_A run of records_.
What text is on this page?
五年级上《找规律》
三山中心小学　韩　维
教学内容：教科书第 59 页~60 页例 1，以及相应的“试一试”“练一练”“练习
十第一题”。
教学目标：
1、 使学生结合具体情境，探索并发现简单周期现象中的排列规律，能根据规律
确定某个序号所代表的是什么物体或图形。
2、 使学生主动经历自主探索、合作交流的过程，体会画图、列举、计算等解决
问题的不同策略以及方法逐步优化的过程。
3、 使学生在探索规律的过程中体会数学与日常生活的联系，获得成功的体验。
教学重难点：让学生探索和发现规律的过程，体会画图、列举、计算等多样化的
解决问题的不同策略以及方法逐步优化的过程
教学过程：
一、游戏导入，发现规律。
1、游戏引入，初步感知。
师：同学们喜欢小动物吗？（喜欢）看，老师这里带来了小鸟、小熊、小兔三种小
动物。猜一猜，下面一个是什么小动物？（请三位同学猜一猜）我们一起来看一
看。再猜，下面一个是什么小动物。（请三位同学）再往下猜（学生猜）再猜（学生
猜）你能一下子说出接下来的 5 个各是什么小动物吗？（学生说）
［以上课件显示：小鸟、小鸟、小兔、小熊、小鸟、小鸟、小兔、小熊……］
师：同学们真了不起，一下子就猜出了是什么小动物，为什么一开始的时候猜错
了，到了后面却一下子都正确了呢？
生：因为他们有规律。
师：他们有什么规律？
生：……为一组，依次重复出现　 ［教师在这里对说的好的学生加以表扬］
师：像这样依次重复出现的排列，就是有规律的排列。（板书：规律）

_EXERCISE AIM_. Reproduce the complete set of lines precisely as supplied.

_RIGHT ANSWER_.
What text is on this page?
五年级上《找规律》
三山中心小学　韩　维
教学内容：教科书第 59 页~60 页例 1，以及相应的“试一试”“练一练”“练习
十第一题”。
教学目标：
1、 使学生结合具体情境，探索并发现简单周期现象中的排列规律，能根据规律
确定某个序号所代表的是什么物体或图形。
2、 使学生主动经历自主探索、合作交流的过程，体会画图、列举、计算等解决
问题的不同策略以及方法逐步优化的过程。
3、 使学生在探索规律的过程中体会数学与日常生活的联系，获得成功的体验。
教学重难点：让学生探索和发现规律的过程，体会画图、列举、计算等多样化的
解决问题的不同策略以及方法逐步优化的过程
教学过程：
一、游戏导入，发现规律。
1、游戏引入，初步感知。
师：同学们喜欢小动物吗？（喜欢）看，老师这里带来了小鸟、小熊、小兔三种小
动物。猜一猜，下面一个是什么小动物？（请三位同学猜一猜）我们一起来看一
看。再猜，下面一个是什么小动物。（请三位同学）再往下猜（学生猜）再猜（学生
猜）你能一下子说出接下来的 5 个各是什么小动物吗？（学生说）
［以上课件显示：小鸟、小鸟、小兔、小熊、小鸟、小鸟、小兔、小熊……］
师：同学们真了不起，一下子就猜出了是什么小动物，为什么一开始的时候猜错
了，到了后面却一下子都正确了呢？
生：因为他们有规律。
师：他们有什么规律？
生：……为一组，依次重复出现　 ［教师在这里对说的好的学生加以表扬］
师：像这样依次重复出现的排列，就是有规律的排列。（板书：规律）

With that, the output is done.